▸ REQUIRED TASK
Copy out the listing exactly.

▸ Dataset records
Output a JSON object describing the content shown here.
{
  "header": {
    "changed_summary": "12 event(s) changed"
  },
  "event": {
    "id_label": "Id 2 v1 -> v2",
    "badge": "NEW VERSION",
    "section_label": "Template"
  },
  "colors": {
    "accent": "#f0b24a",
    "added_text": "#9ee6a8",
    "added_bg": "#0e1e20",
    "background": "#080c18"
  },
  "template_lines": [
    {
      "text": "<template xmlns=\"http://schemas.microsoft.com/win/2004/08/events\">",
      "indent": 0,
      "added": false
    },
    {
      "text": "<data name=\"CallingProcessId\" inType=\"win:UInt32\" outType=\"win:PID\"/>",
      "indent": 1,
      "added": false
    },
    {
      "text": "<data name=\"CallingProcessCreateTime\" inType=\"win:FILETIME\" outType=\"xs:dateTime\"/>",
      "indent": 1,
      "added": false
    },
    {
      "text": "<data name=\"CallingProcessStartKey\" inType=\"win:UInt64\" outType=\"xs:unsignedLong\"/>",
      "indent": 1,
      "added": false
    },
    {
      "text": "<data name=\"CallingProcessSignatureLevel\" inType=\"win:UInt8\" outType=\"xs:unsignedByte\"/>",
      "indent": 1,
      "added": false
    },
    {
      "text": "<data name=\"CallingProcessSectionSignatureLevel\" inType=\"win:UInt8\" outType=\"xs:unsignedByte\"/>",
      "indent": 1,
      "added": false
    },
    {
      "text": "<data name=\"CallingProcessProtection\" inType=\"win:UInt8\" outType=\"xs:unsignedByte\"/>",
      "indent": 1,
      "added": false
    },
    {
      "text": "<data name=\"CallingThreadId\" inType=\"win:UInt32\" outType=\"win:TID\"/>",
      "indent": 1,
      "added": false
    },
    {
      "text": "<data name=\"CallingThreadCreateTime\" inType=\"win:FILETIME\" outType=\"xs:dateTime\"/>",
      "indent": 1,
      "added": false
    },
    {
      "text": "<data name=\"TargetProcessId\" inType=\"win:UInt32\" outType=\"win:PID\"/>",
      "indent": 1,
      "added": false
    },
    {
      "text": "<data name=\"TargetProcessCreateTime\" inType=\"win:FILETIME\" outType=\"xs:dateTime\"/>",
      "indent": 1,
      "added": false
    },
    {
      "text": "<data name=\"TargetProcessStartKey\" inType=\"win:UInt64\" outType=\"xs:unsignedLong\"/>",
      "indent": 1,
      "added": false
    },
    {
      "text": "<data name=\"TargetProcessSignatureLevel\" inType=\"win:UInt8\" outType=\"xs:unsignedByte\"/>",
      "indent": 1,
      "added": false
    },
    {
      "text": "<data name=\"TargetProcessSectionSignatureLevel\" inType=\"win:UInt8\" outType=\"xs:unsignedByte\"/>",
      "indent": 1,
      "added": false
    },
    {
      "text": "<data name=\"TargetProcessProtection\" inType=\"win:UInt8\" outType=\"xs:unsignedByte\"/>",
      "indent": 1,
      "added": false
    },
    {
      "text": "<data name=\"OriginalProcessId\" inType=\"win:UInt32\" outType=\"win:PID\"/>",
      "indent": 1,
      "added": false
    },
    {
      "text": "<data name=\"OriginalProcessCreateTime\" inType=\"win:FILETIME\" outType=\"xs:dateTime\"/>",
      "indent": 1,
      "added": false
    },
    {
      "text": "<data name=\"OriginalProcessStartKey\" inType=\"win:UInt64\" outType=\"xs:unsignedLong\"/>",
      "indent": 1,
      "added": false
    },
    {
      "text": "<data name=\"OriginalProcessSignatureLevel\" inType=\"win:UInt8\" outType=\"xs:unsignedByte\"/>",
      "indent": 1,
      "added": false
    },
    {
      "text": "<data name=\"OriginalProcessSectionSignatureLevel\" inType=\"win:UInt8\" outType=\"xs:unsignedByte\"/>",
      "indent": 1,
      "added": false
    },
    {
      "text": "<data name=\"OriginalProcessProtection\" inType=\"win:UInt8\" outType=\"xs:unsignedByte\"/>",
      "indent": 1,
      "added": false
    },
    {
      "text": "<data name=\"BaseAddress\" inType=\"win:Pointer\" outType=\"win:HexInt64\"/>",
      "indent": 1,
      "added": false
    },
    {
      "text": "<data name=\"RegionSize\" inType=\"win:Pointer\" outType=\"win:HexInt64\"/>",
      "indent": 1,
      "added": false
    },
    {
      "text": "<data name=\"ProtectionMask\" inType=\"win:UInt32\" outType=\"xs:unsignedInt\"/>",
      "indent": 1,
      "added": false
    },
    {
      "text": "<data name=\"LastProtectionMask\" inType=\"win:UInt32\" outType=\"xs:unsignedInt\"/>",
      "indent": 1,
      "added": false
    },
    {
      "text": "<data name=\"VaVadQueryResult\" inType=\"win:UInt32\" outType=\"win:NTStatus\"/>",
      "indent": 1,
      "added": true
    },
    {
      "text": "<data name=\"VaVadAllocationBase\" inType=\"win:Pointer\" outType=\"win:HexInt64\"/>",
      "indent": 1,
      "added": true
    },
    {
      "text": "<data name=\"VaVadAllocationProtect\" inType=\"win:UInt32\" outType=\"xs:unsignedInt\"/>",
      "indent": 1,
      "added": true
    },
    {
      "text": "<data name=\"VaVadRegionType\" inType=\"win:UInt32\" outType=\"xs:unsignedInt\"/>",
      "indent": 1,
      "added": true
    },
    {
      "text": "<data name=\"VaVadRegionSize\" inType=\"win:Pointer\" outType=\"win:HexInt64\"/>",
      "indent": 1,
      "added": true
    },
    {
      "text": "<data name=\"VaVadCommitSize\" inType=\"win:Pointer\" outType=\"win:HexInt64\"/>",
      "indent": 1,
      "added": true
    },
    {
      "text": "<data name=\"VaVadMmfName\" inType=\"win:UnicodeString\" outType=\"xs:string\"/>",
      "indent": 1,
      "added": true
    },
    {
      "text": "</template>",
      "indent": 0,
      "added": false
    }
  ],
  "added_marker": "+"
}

▸ EXERCISE OUTPUT
Output a JSON object describing the content shown here.
{
  "header": {
    "changed_summary": "12 event(s) changed"
  },
  "event": {
    "id_label": "Id 2 v1 -> v2",
    "badge": "NEW VERSION",
    "section_label": "Template"
  },
  "colors": {
    "accent": "#f0b24a",
    "added_text": "#9ee6a8",
    "added_bg": "#0e1e20",
    "background": "#080c18"
  },
  "template_lines": [
    {
      "text": "<template xmlns=\"http://schemas.microsoft.com/win/2004/08/events\">",
      "indent": 0,
      "added": false
    },
    {
      "text": "<data name=\"CallingProcessId\" inType=\"win:UInt32\" outType=\"win:PID\"/>",
      "indent": 1,
      "added": false
    },
    {
      "text": "<data name=\"CallingProcessCreateTime\" inType=\"win:FILETIME\" outType=\"xs:dateTime\"/>",
      "indent": 1,
      "added": false
    },
    {
      "text": "<data name=\"CallingProcessStartKey\" inType=\"win:UInt64\" outType=\"xs:unsignedLong\"/>",
      "indent": 1,
      "added": false
    },
    {
      "text": "<data name=\"CallingProcessSignatureLevel\" inType=\"win:UInt8\" outType=\"xs:unsignedByte\"/>",
      "indent": 1,
      "added": false
    },
    {
      "text": "<data name=\"CallingProcessSectionSignatureLevel\" inType=\"win:UInt8\" outType=\"xs:unsignedByte\"/>",
      "indent": 1,
      "added": false
    },
    {
      "text": "<data name=\"CallingProcessProtection\" inType=\"win:UInt8\" outType=\"xs:unsignedByte\"/>",
      "indent": 1,
      "added": false
    },
    {
      "text": "<data name=\"CallingThreadId\" inType=\"win:UInt32\" outType=\"win:TID\"/>",
      "indent": 1,
      "added": false
    },
    {
      "text": "<data name=\"CallingThreadCreateTime\" inType=\"win:FILETIME\" outType=\"xs:dateTime\"/>",
      "indent": 1,
      "added": false
    },
    {
      "text": "<data name=\"TargetProcessId\" inType=\"win:UInt32\" outType=\"win:PID\"/>",
      "indent": 1,
      "added": false
    },
    {
      "text": "<data name=\"TargetProcessCreateTime\" inType=\"win:FILETIME\" outType=\"xs:dateTime\"/>",
      "indent": 1,
      "added": false
    },
    {
      "text": "<data name=\"TargetProcessStartKey\" inType=\"win:UInt64\" outType=\"xs:unsignedLong\"/>",
      "indent": 1,
      "added": false
    },
    {
      "text": "<data name=\"TargetProcessSignatureLevel\" inType=\"win:UInt8\" outType=\"xs:unsignedByte\"/>",
      "indent": 1,
      "added": false
    },
    {
      "text": "<data name=\"TargetProcessSectionSignatureLevel\" inType=\"win:UInt8\" outType=\"xs:unsignedByte\"/>",
      "indent": 1,
      "added": false
    },
    {
      "text": "<data name=\"TargetProcessProtection\" inType=\"win:UInt8\" outType=\"xs:unsignedByte\"/>",
      "indent": 1,
      "added": false
    },
    {
      "text": "<data name=\"OriginalProcessId\" inType=\"win:UInt32\" outType=\"win:PID\"/>",
      "indent": 1,
      "added": false
    },
    {
      "text": "<data name=\"OriginalProcessCreateTime\" inType=\"win:FILETIME\" outType=\"xs:dateTime\"/>",
      "indent": 1,
      "added": false
    },
    {
      "text": "<data name=\"OriginalProcessStartKey\" inType=\"win:UInt64\" outType=\"xs:unsignedLong\"/>",
      "indent": 1,
      "added": false
    },
    {
      "text": "<data name=\"OriginalProcessSignatureLevel\" inType=\"win:UInt8\" outType=\"xs:unsignedByte\"/>",
      "indent": 1,
      "added": false
    },
    {
      "text": "<data name=\"OriginalProcessSectionSignatureLevel\" inType=\"win:UInt8\" outType=\"xs:unsignedByte\"/>",
      "indent": 1,
      "added": false
    },
    {
      "text": "<data name=\"OriginalProcessProtection\" inType=\"win:UInt8\" outType=\"xs:unsignedByte\"/>",
      "indent": 1,
      "added": false
    },
    {
      "text": "<data name=\"BaseAddress\" inType=\"win:Pointer\" outType=\"win:HexInt64\"/>",
      "indent": 1,
      "added": false
    },
    {
      "text": "<data name=\"RegionSize\" inType=\"win:Pointer\" outType=\"win:HexInt64\"/>",
      "indent": 1,
      "added": false
    },
    {
      "text": "<data name=\"ProtectionMask\" inType=\"win:UInt32\" outType=\"xs:unsignedInt\"/>",
      "indent": 1,
      "added": false
    },
    {
      "text": "<data name=\"LastProtectionMask\" inType=\"win:UInt32\" outType=\"xs:unsignedInt\"/>",
      "indent": 1,
      "added": false
    },
    {
      "text": "<data name=\"VaVadQueryResult\" inType=\"win:UInt32\" outType=\"win:NTStatus\"/>",
      "indent": 1,
      "added": true
    },
    {
      "text": "<data name=\"VaVadAllocationBase\" inType=\"win:Pointer\" outType=\"win:HexInt64\"/>",
      "indent": 1,
      "added": true
    },
    {
      "text": "<data name=\"VaVadAllocationProtect\" inType=\"win:UInt32\" outType=\"xs:unsignedInt\"/>",
      "indent": 1,
      "added": true
    },
    {
      "text": "<data name=\"VaVadRegionType\" inType=\"win:UInt32\" outType=\"xs:unsignedInt\"/>",
      "indent": 1,
      "added": true
    },
    {
      "text": "<data name=\"VaVadRegionSize\" inType=\"win:Pointer\" outType=\"win:HexInt64\"/>",
      "indent": 1,
      "added": true
    },
    {
      "text": "<data name=\"VaVadCommitSize\" inType=\"win:Pointer\" outType=\"win:HexInt64\"/>",
      "indent": 1,
      "added": true
    },
    {
      "text": "<data name=\"VaVadMmfName\" inType=\"win:UnicodeString\" outType=\"xs:string\"/>",
      "indent": 1,
      "added": true
    },
    {
      "text": "</template>",
      "indent": 0,
      "added": false
    }
  ],
  "added_marker": "+"
}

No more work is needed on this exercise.